The problem
Output every line below exactly.
^^^^^^^^
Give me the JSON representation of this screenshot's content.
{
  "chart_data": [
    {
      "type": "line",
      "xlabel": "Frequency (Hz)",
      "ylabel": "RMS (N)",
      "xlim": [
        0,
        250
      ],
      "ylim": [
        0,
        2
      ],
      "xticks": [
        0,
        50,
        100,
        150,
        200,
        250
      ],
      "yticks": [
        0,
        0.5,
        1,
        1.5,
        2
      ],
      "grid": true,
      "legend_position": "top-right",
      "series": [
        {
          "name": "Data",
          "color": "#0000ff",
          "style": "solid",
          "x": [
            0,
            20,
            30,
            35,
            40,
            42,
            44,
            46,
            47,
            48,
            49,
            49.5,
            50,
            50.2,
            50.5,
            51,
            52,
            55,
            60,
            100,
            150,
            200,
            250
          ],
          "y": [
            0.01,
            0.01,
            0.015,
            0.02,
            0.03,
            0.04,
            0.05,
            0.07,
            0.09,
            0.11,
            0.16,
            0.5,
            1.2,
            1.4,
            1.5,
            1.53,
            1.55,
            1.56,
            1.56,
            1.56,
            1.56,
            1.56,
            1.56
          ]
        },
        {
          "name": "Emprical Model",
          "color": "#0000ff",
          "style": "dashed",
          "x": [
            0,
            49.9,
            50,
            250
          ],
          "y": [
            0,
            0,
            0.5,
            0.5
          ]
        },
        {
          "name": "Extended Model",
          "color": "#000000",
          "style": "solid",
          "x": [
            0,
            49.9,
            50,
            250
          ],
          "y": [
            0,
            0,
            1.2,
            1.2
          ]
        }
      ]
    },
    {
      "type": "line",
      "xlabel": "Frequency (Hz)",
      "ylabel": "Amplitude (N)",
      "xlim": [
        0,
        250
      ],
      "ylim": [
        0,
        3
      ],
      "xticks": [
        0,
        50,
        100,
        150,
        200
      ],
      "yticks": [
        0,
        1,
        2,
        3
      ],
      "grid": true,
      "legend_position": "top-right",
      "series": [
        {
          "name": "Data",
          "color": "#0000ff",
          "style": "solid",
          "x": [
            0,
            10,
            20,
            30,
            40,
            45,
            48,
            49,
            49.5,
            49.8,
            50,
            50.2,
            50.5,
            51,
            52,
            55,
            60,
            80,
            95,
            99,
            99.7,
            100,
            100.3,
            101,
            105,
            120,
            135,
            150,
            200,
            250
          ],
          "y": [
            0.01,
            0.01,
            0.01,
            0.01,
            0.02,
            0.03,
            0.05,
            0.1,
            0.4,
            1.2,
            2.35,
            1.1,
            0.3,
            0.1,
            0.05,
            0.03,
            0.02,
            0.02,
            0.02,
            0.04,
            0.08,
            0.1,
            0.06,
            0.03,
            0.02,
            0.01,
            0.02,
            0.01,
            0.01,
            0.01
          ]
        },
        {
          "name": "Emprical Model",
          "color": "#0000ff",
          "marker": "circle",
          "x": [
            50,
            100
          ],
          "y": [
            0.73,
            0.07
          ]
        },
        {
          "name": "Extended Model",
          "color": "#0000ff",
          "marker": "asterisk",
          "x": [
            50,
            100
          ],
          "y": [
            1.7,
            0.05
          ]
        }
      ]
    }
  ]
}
^^^^^^^^
Expected answer
Give me the JSON representation of this screenshot's content.
{
  "chart_data": [
    {
      "type": "line",
      "xlabel": "Frequency (Hz)",
      "ylabel": "RMS (N)",
      "xlim": [
        0,
        250
      ],
      "ylim": [
        0,
        2
      ],
      "xticks": [
        0,
        50,
        100,
        150,
        200,
        250
      ],
      "yticks": [
        0,
        0.5,
        1,
        1.5,
        2
      ],
      "grid": true,
      "legend_position": "top-right",
      "series": [
        {
          "name": "Data",
          "color": "#0000ff",
          "style": "solid",
          "x": [
            0,
            20,
            30,
            35,
            40,
            42,
            44,
            46,
            47,
            48,
            49,
            49.5,
            50,
            50.2,
            50.5,
            51,
            52,
            55,
            60,
            100,
            150,
            200,
            250
          ],
          "y": [
            0.01,
            0.01,
            0.015,
            0.02,
            0.03,
            0.04,
            0.05,
            0.07,
            0.09,
            0.11,
            0.16,
            0.5,
            1.2,
            1.4,
            1.5,
            1.53,
            1.55,
            1.56,
            1.56,
            1.56,
            1.56,
            1.56,
            1.56
          ]
        },
        {
          "name": "Emprical Model",
          "color": "#0000ff",
          "style": "dashed",
          "x": [
            0,
            49.9,
            50,
            250
          ],
          "y": [
            0,
            0,
            0.5,
            0.5
          ]
        },
        {
          "name": "Extended Model",
          "color": "#000000",
          "style": "solid",
          "x": [
            0,
            49.9,
            50,
            250
          ],
          "y": [
            0,
            0,
            1.2,
            1.2
          ]
        }
      ]
    },
    {
      "type": "line",
      "xlabel": "Frequency (Hz)",
      "ylabel": "Amplitude (N)",
      "xlim": [
        0,
        250
      ],
      "ylim": [
        0,
        3
      ],
      "xticks": [
        0,
        50,
        100,
        150,
        200
      ],
      "yticks": [
        0,
        1,
        2,
        3
      ],
      "grid": true,
      "legend_position": "top-right",
      "series": [
        {
          "name": "Data",
          "color": "#0000ff",
          "style": "solid",
          "x": [
            0,
            10,
            20,
            30,
            40,
            45,
            48,
            49,
            49.5,
            49.8,
            50,
            50.2,
            50.5,
            51,
            52,
            55,
            60,
            80,
            95,
            99,
            99.7,
            100,
            100.3,
            101,
            105,
            120,
            135,
            150,
            200,
            250
          ],
          "y": [
            0.01,
            0.01,
            0.01,
            0.01,
            0.02,
            0.03,
            0.05,
            0.1,
            0.4,
            1.2,
            2.35,
            1.1,
            0.3,
            0.1,
            0.05,
            0.03,
            0.02,
            0.02,
            0.02,
            0.04,
            0.08,
            0.1,
            0.06,
            0.03,
            0.02,
            0.01,
            0.02,
            0.01,
            0.01,
            0.01
          ]
        },
        {
          "name": "Emprical Model",
          "color": "#0000ff",
          "marker": "circle",
          "x": [
            50,
            100
          ],
          "y": [
            0.73,
            0.07
          ]
        },
        {
          "name": "Extended Model",
          "color": "#0000ff",
          "marker": "asterisk",
          "x": [
            50,
            100
          ],
          "y": [
            1.7,
            0.05
          ]
        }
      ]
    }
  ]
}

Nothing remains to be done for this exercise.